Отрывок для чтения:
На роль Саввы Владиславича в убеждении России вмешаться в политический процесс на Балканах первым указал Захарий Орфелин в своем известном произведении «История о житии и славных делах великого государя Императора Петра Первого», изданного в 1772 году, где говорится, что «тот Савва был принят Петром весьма милостиво, сразу же он заявил, что, если бы Его Царское Величество изволило написать черногорцам и другим соседним народам призыв взять, со своей стороны, оружие в руки против турок, все бы они с большой готовностью встали на службу Его Царского Величества, тем самым бы пошатнулось соотношение сил не в пользу турок»[49].
Безуспешное завершение русско-турецкой войны выпало на 9 – 12 июля 1711 года в Молдавии на реке Прут, левом притоке Дуная[50]. Той битвой русские войска стремились упрочнить свои недавно приобретенные позиции на Черном море, а турки, в свою очередь, прогнать русских с территории черноморского побережья и, таким образом, аннулировать невыгодный для них договор с Россией, заключенный в 1700 году[51]. Данная битва имеет большое значение не только в сербской истории на Балканах, но также и для турецких спахий (славянские наемники в турецкой армии), родом из Боснии, которые в большом количестве участвовали в битве на Пруте[52]. Боснийское войско возглавили Караилан Али-паша и Бечир-паша Ченгич[53]. Сохранился один список боснийских спахий, участвовавший в этой битве[54].

Перечень данных:
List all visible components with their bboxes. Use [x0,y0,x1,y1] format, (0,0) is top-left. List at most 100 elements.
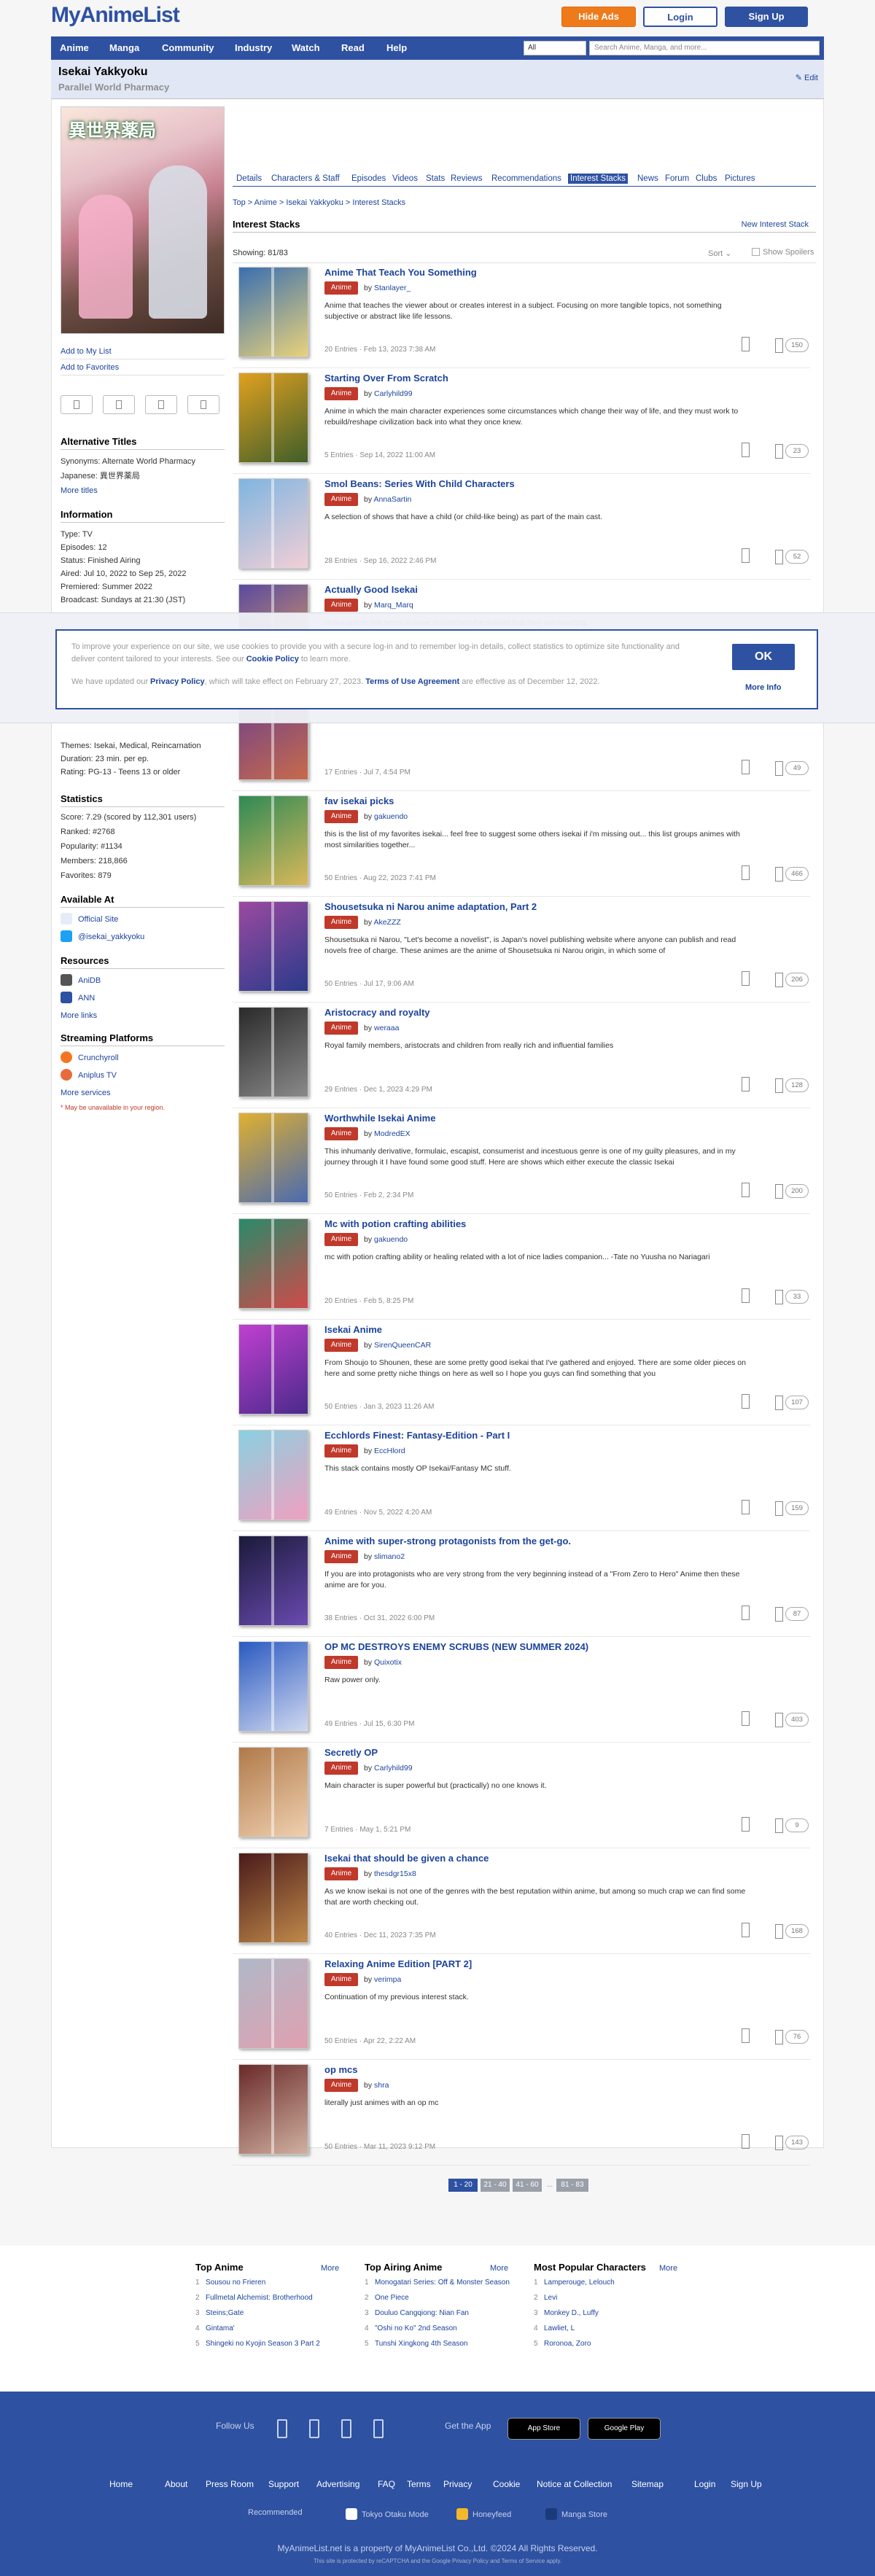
footer-list-link[interactable]: Levi [544,2294,557,2302]
top-characters-more-link[interactable]: More [659,2264,677,2273]
footer-list-item[interactable]: 3 Steins;Gate [195,2308,356,2319]
bookmark-icon[interactable] [742,1394,750,1409]
tab-news[interactable]: News [635,174,661,184]
aniplus-link[interactable]: Aniplus TV [78,1070,242,1081]
tab-videos[interactable]: Videos [390,174,420,184]
clone-icon[interactable] [775,2030,783,2044]
twitter-link[interactable]: @isekai_yakkyoku [78,932,242,942]
nav-industry[interactable]: Industry [235,36,272,60]
footer-list-item[interactable]: 1 Lamperouge, Lelouch [534,2278,694,2288]
clone-icon[interactable] [775,338,783,353]
bookmark-icon[interactable] [742,1817,750,1832]
privacy-policy-link[interactable]: Privacy Policy [150,677,205,686]
new-interest-stack-link[interactable]: New Interest Stack [742,220,809,229]
footer-link[interactable]: Privacy [443,2479,472,2489]
nav-help[interactable]: Help [386,36,407,60]
ann-link[interactable]: ANN [78,993,242,1003]
bookmark-icon[interactable] [742,2134,750,2149]
top-anime-more-link[interactable]: More [321,2264,339,2273]
stack-author-link[interactable]: gakuendo [374,812,408,821]
stack-title[interactable]: Isekai Anime [324,1324,382,1335]
tab-episodes[interactable]: Episodes [349,174,388,184]
stack-title[interactable]: Smol Beans: Series With Child Characters [324,478,515,489]
footer-list-link[interactable]: Roronoa, Zoro [544,2340,591,2348]
clone-icon[interactable] [775,2136,783,2150]
stack-author-link[interactable]: shra [374,2081,389,2090]
show-spoilers-toggle[interactable]: Show Spoilers [752,248,814,257]
tab-stats[interactable]: Stats [424,174,447,184]
stack-cover[interactable] [238,795,308,886]
footer-link[interactable]: FAQ [378,2479,395,2489]
footer-list-item[interactable]: 5 Tunshi Xingkong 4th Season [365,2339,525,2349]
clone-icon[interactable] [775,1713,783,1727]
more-services-link[interactable]: More services [61,1088,225,1098]
tab-pictures[interactable]: Pictures [723,174,758,184]
stack-cover[interactable] [238,901,308,992]
footer-link[interactable]: Home [109,2479,133,2489]
footer-link[interactable]: Sign Up [731,2479,762,2489]
hide-ads-button[interactable]: Hide Ads [561,7,636,27]
stack-author-link[interactable]: AkeZZZ [373,918,400,927]
clone-icon[interactable] [775,1607,783,1622]
footer-list-link[interactable]: Monogatari Series: Off & Monster Season [375,2279,510,2287]
rec-tokyo-otaku-mode[interactable]: Tokyo Otaku Mode [346,2508,429,2520]
footer-list-link[interactable]: "Oshi no Ko" 2nd Season [375,2324,457,2332]
bookmark-icon[interactable] [742,1077,750,1092]
stack-title[interactable]: Mc with potion crafting abilities [324,1218,466,1229]
footer-list-item[interactable]: 3 Douluo Cangqiong: Nian Fan [365,2308,525,2319]
footer-link[interactable]: Sitemap [631,2479,664,2489]
clone-icon[interactable] [775,1924,783,1939]
footer-list-item[interactable]: 4 Gintama' [195,2324,356,2334]
add-to-favorites-link[interactable]: Add to Favorites [61,363,119,372]
footer-list-item[interactable]: 5 Roronoa, Zoro [534,2339,694,2349]
page-link[interactable]: 21 - 40 [481,2179,510,2192]
footer-list-link[interactable]: Gintama' [206,2324,235,2332]
stack-author-link[interactable]: SirenQueenCAR [374,1341,431,1350]
footer-list-item[interactable]: 3 Monkey D., Luffy [534,2308,694,2319]
cookie-policy-link[interactable]: Cookie Policy [246,655,299,664]
anime-poster[interactable]: 異世界薬局 [61,106,225,334]
google-play-button[interactable]: Google Play [588,2418,661,2440]
footer-list-link[interactable]: One Piece [375,2294,409,2302]
stack-title[interactable]: Starting Over From Scratch [324,373,448,384]
footer-list-link[interactable]: Sousou no Frieren [206,2279,265,2287]
stack-author-link[interactable]: Carlyhild99 [374,389,413,398]
tab-reviews[interactable]: Reviews [448,174,484,184]
more-info-link[interactable]: More Info [745,683,782,692]
stack-author-link[interactable]: weraaa [374,1024,399,1032]
tab-forum[interactable]: Forum [663,174,691,184]
stack-author-link[interactable]: Quixotix [374,1658,402,1667]
clone-icon[interactable] [775,1501,783,1516]
footer-list-link[interactable]: Douluo Cangqiong: Nian Fan [375,2309,469,2317]
footer-list-item[interactable]: 2 Fullmetal Alchemist: Brotherhood [195,2293,356,2303]
cookie-ok-button[interactable]: OK [732,644,795,670]
clone-icon[interactable] [775,761,783,776]
more-titles-link[interactable]: More titles [61,486,225,496]
stack-title[interactable]: fav isekai picks [324,795,394,806]
anidb-link[interactable]: AniDB [78,976,242,986]
edit-link[interactable]: ✎ Edit [796,73,818,82]
breadcrumb[interactable]: Top > Anime > Isekai Yakkyoku > Interest… [233,198,405,207]
footer-list-item[interactable]: 4 Lawliet, L [534,2324,694,2334]
stack-author-link[interactable]: Stanlayer_ [374,284,411,292]
footer-list-link[interactable]: Lamperouge, Lelouch [544,2279,615,2287]
stack-author-link[interactable]: slimano2 [374,1552,405,1561]
tiktok-icon[interactable] [373,2419,384,2438]
stack-cover[interactable] [238,478,308,569]
tab-characters-staff[interactable]: Characters & Staff [269,174,342,184]
stack-cover[interactable] [238,1641,308,1732]
stack-cover[interactable] [238,1007,308,1097]
bookmark-icon[interactable] [742,2028,750,2043]
stack-cover[interactable] [238,1218,308,1309]
footer-link[interactable]: Terms [407,2479,431,2489]
rec-manga-store[interactable]: Manga Store [545,2508,607,2520]
clone-icon[interactable] [775,1396,783,1410]
nav-watch[interactable]: Watch [292,36,320,60]
footer-link[interactable]: Cookie [493,2479,520,2489]
footer-link[interactable]: Notice at Collection [537,2479,612,2489]
stack-cover[interactable] [238,267,308,357]
stack-title[interactable]: Worthwhile Isekai Anime [324,1113,435,1124]
page-link[interactable]: 41 - 60 [513,2179,542,2192]
app-store-button[interactable]: App Store [508,2418,580,2440]
tab-details[interactable]: Details [234,174,264,184]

Письменное задание: Перепишите дословно фрагмент из отрывка для чтения: от слов «Безуспешное завершение русско-турецкой» до слов «в этой битве[54].» включительно.

Ожидаемый ответ:
Безуспешное завершение русско-турецкой войны выпало на 9 – 12 июля 1711 года в Молдавии на реке Прут, левом притоке Дуная[50]. Той битвой русские войска стремились упрочнить свои недавно приобретенные позиции на Черном море, а турки, в свою очередь, прогнать русских с территории черноморского побережья и, таким образом, аннулировать невыгодный для них договор с Россией, заключенный в 1700 году[51]. Данная битва имеет большое значение не только в сербской истории на Балканах, но также и для турецких спахий (славянские наемники в турецкой армии), родом из Боснии, которые в большом количестве участвовали в битве на Пруте[52]. Боснийское войско возглавили Караилан Али-паша и Бечир-паша Ченгич[53]. Сохранился один список боснийских спахий, участвовавший в этой битве[54].